[Items from a dataset]
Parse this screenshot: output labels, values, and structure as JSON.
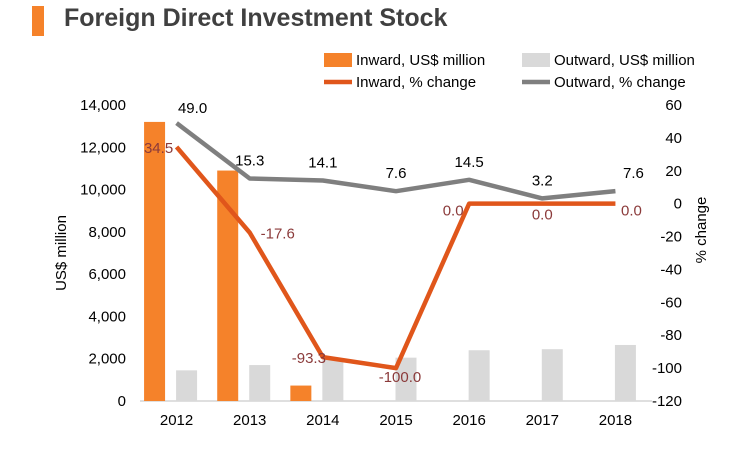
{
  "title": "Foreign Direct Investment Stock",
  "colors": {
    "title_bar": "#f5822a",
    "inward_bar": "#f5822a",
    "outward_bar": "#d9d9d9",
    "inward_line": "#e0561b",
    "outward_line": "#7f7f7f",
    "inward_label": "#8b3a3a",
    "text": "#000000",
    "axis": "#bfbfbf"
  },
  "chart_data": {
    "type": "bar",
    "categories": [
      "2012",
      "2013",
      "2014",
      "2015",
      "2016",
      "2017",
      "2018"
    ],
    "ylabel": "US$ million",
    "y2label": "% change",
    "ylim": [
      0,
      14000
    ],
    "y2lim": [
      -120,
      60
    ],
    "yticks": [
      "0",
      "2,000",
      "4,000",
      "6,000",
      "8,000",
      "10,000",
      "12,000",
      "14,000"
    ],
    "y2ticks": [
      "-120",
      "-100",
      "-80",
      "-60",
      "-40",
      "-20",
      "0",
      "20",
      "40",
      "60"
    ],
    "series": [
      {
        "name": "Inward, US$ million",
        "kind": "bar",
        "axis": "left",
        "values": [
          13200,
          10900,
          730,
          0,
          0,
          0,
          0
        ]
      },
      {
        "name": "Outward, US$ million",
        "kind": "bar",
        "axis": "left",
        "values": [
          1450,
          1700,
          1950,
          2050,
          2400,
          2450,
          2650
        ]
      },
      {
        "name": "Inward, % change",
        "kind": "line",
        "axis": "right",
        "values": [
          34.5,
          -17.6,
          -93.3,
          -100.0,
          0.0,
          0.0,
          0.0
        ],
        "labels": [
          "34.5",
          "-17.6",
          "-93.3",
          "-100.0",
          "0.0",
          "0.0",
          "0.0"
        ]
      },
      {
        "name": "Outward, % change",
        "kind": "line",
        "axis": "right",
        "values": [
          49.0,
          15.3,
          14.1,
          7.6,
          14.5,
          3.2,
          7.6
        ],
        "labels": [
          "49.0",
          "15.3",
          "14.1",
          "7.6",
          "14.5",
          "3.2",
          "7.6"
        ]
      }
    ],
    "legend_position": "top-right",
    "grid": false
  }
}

• [What is being asked]: Copy each line of the listing in which the word "change" can be found.

• [Output]:
    "y2label": "% change",
        "name": "Inward, % change",
        "name": "Outward, % change",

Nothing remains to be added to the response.